→ What you need to do: Retype the material in full, keeping every word the same.

→ Data provided:
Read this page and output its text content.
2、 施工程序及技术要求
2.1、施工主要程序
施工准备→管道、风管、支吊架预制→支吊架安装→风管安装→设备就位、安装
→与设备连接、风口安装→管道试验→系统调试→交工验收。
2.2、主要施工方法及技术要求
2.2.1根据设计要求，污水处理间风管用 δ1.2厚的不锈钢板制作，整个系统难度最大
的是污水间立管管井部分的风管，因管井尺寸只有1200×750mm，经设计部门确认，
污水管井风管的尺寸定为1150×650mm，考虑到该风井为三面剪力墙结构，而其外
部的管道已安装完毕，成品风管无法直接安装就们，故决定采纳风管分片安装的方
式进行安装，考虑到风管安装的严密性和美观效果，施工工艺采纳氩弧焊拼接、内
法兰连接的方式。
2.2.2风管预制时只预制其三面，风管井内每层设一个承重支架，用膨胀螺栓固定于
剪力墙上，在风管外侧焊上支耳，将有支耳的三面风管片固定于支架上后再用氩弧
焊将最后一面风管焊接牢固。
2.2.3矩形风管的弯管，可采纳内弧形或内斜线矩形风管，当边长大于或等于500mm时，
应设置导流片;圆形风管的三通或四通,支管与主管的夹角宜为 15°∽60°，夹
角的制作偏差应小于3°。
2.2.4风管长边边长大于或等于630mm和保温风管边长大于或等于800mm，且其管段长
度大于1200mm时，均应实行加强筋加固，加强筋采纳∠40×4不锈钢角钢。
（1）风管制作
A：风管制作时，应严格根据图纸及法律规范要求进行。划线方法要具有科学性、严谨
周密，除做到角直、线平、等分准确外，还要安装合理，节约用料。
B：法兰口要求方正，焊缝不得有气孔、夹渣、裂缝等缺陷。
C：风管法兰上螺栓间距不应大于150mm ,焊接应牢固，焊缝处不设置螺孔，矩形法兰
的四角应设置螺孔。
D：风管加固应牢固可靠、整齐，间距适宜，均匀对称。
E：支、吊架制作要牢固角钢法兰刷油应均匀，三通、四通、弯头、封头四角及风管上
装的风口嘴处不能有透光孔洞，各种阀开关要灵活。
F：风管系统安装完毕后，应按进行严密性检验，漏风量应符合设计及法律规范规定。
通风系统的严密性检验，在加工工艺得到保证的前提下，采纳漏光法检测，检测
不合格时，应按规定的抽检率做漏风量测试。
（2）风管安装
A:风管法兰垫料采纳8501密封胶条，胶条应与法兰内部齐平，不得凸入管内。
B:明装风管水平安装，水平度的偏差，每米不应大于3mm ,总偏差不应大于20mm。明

→ In response:
Read this page and output its text content.
2、 施工程序及技术要求
2.1、施工主要程序
施工准备→管道、风管、支吊架预制→支吊架安装→风管安装→设备就位、安装
→与设备连接、风口安装→管道试验→系统调试→交工验收。
2.2、主要施工方法及技术要求
2.2.1根据设计要求，污水处理间风管用 δ1.2厚的不锈钢板制作，整个系统难度最大
的是污水间立管管井部分的风管，因管井尺寸只有1200×750mm，经设计部门确认，
污水管井风管的尺寸定为1150×650mm，考虑到该风井为三面剪力墙结构，而其外
部的管道已安装完毕，成品风管无法直接安装就们，故决定采纳风管分片安装的方
式进行安装，考虑到风管安装的严密性和美观效果，施工工艺采纳氩弧焊拼接、内
法兰连接的方式。
2.2.2风管预制时只预制其三面，风管井内每层设一个承重支架，用膨胀螺栓固定于
剪力墙上，在风管外侧焊上支耳，将有支耳的三面风管片固定于支架上后再用氩弧
焊将最后一面风管焊接牢固。
2.2.3矩形风管的弯管，可采纳内弧形或内斜线矩形风管，当边长大于或等于500mm时，
应设置导流片;圆形风管的三通或四通,支管与主管的夹角宜为 15°∽60°，夹
角的制作偏差应小于3°。
2.2.4风管长边边长大于或等于630mm和保温风管边长大于或等于800mm，且其管段长
度大于1200mm时，均应实行加强筋加固，加强筋采纳∠40×4不锈钢角钢。
（1）风管制作
A：风管制作时，应严格根据图纸及法律规范要求进行。划线方法要具有科学性、严谨
周密，除做到角直、线平、等分准确外，还要安装合理，节约用料。
B：法兰口要求方正，焊缝不得有气孔、夹渣、裂缝等缺陷。
C：风管法兰上螺栓间距不应大于150mm ,焊接应牢固，焊缝处不设置螺孔，矩形法兰
的四角应设置螺孔。
D：风管加固应牢固可靠、整齐，间距适宜，均匀对称。
E：支、吊架制作要牢固角钢法兰刷油应均匀，三通、四通、弯头、封头四角及风管上
装的风口嘴处不能有透光孔洞，各种阀开关要灵活。
F：风管系统安装完毕后，应按进行严密性检验，漏风量应符合设计及法律规范规定。
通风系统的严密性检验，在加工工艺得到保证的前提下，采纳漏光法检测，检测
不合格时，应按规定的抽检率做漏风量测试。
（2）风管安装
A:风管法兰垫料采纳8501密封胶条，胶条应与法兰内部齐平，不得凸入管内。
B:明装风管水平安装，水平度的偏差，每米不应大于3mm ,总偏差不应大于20mm。明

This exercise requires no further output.